--- Work to do ---
Could you repeat the records below exactly, leaving out any pictures?

--- Dataset records ---
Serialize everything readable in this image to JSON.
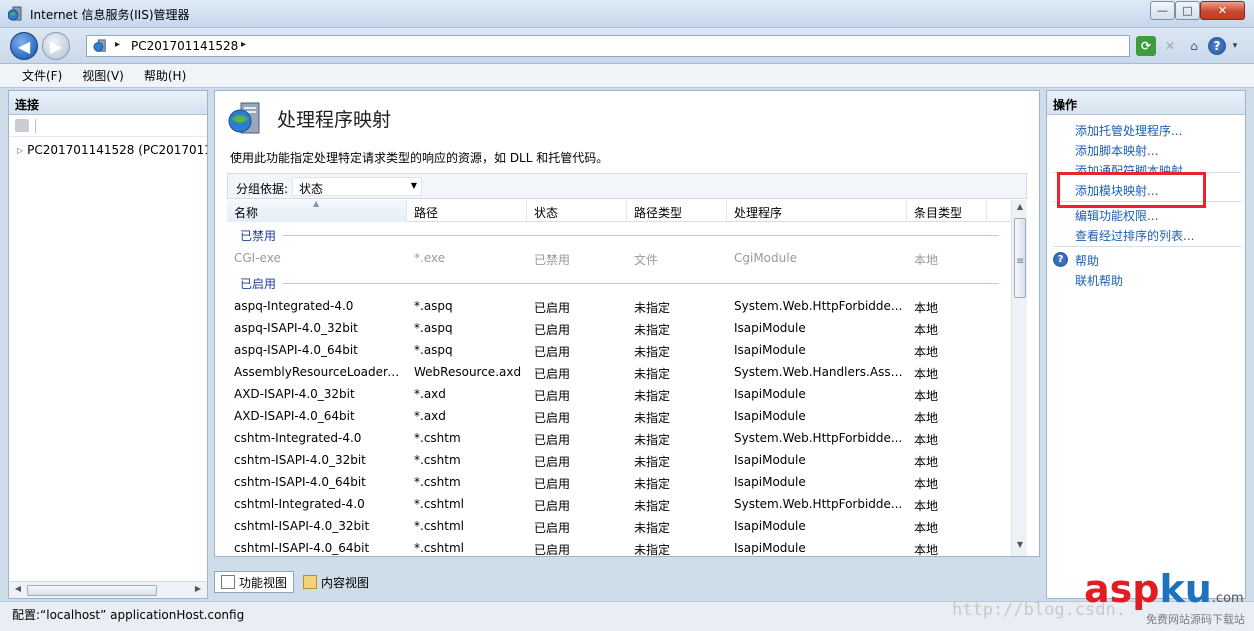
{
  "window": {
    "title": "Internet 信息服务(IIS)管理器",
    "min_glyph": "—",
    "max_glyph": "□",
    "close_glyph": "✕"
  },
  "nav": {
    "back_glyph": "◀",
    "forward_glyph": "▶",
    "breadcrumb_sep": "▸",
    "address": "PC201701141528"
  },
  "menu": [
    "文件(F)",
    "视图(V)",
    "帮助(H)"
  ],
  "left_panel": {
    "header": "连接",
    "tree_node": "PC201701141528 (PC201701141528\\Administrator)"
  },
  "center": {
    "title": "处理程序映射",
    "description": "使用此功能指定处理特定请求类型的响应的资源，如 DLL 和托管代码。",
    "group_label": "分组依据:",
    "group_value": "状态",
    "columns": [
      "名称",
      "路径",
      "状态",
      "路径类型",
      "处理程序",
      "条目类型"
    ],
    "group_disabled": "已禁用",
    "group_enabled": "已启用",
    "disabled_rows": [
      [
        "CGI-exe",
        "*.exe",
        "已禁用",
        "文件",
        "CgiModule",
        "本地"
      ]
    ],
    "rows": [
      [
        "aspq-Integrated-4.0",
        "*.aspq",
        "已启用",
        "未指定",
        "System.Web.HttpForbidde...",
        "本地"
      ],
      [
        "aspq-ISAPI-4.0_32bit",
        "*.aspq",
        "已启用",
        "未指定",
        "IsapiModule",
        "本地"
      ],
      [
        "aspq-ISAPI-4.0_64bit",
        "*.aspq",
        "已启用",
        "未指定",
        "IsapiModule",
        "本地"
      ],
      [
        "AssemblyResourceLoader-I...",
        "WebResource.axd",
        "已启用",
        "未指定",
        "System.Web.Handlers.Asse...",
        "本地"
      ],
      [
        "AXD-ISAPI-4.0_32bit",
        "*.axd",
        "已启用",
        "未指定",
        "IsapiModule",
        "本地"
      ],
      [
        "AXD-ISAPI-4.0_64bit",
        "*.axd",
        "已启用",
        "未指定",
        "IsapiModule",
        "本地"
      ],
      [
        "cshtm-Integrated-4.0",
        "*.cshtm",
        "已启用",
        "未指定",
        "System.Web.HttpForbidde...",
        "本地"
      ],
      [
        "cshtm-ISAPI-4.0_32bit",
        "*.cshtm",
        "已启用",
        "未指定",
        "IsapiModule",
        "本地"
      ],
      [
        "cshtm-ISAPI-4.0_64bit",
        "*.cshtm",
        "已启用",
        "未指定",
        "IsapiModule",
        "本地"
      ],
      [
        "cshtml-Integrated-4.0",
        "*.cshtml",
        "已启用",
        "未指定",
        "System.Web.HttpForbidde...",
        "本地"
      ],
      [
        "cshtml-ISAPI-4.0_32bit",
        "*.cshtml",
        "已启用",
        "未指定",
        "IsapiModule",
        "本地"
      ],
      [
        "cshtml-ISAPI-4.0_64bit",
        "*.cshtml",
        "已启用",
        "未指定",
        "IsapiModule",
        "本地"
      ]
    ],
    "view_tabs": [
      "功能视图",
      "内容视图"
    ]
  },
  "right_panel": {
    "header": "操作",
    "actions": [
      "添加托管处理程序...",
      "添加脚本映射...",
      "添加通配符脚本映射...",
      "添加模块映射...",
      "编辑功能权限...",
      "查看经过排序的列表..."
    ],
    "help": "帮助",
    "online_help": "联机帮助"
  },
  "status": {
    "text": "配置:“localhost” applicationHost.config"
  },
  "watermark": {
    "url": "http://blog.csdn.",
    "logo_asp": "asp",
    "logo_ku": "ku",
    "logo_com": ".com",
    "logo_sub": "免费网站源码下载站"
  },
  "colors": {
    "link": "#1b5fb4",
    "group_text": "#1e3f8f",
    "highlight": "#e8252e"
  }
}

--- Answer to this task ---
Serialize everything readable in this image to JSON.
{
  "window": {
    "title": "Internet 信息服务(IIS)管理器",
    "min_glyph": "—",
    "max_glyph": "□",
    "close_glyph": "✕"
  },
  "nav": {
    "back_glyph": "◀",
    "forward_glyph": "▶",
    "breadcrumb_sep": "▸",
    "address": "PC201701141528"
  },
  "menu": [
    "文件(F)",
    "视图(V)",
    "帮助(H)"
  ],
  "left_panel": {
    "header": "连接",
    "tree_node": "PC201701141528 (PC201701141528\\Administrator)"
  },
  "center": {
    "title": "处理程序映射",
    "description": "使用此功能指定处理特定请求类型的响应的资源，如 DLL 和托管代码。",
    "group_label": "分组依据:",
    "group_value": "状态",
    "columns": [
      "名称",
      "路径",
      "状态",
      "路径类型",
      "处理程序",
      "条目类型"
    ],
    "group_disabled": "已禁用",
    "group_enabled": "已启用",
    "disabled_rows": [
      [
        "CGI-exe",
        "*.exe",
        "已禁用",
        "文件",
        "CgiModule",
        "本地"
      ]
    ],
    "rows": [
      [
        "aspq-Integrated-4.0",
        "*.aspq",
        "已启用",
        "未指定",
        "System.Web.HttpForbidde...",
        "本地"
      ],
      [
        "aspq-ISAPI-4.0_32bit",
        "*.aspq",
        "已启用",
        "未指定",
        "IsapiModule",
        "本地"
      ],
      [
        "aspq-ISAPI-4.0_64bit",
        "*.aspq",
        "已启用",
        "未指定",
        "IsapiModule",
        "本地"
      ],
      [
        "AssemblyResourceLoader-I...",
        "WebResource.axd",
        "已启用",
        "未指定",
        "System.Web.Handlers.Asse...",
        "本地"
      ],
      [
        "AXD-ISAPI-4.0_32bit",
        "*.axd",
        "已启用",
        "未指定",
        "IsapiModule",
        "本地"
      ],
      [
        "AXD-ISAPI-4.0_64bit",
        "*.axd",
        "已启用",
        "未指定",
        "IsapiModule",
        "本地"
      ],
      [
        "cshtm-Integrated-4.0",
        "*.cshtm",
        "已启用",
        "未指定",
        "System.Web.HttpForbidde...",
        "本地"
      ],
      [
        "cshtm-ISAPI-4.0_32bit",
        "*.cshtm",
        "已启用",
        "未指定",
        "IsapiModule",
        "本地"
      ],
      [
        "cshtm-ISAPI-4.0_64bit",
        "*.cshtm",
        "已启用",
        "未指定",
        "IsapiModule",
        "本地"
      ],
      [
        "cshtml-Integrated-4.0",
        "*.cshtml",
        "已启用",
        "未指定",
        "System.Web.HttpForbidde...",
        "本地"
      ],
      [
        "cshtml-ISAPI-4.0_32bit",
        "*.cshtml",
        "已启用",
        "未指定",
        "IsapiModule",
        "本地"
      ],
      [
        "cshtml-ISAPI-4.0_64bit",
        "*.cshtml",
        "已启用",
        "未指定",
        "IsapiModule",
        "本地"
      ]
    ],
    "view_tabs": [
      "功能视图",
      "内容视图"
    ]
  },
  "right_panel": {
    "header": "操作",
    "actions": [
      "添加托管处理程序...",
      "添加脚本映射...",
      "添加通配符脚本映射...",
      "添加模块映射...",
      "编辑功能权限...",
      "查看经过排序的列表..."
    ],
    "help": "帮助",
    "online_help": "联机帮助"
  },
  "status": {
    "text": "配置:“localhost” applicationHost.config"
  },
  "watermark": {
    "url": "http://blog.csdn.",
    "logo_asp": "asp",
    "logo_ku": "ku",
    "logo_com": ".com",
    "logo_sub": "免费网站源码下载站"
  },
  "colors": {
    "link": "#1b5fb4",
    "group_text": "#1e3f8f",
    "highlight": "#e8252e"
  }
}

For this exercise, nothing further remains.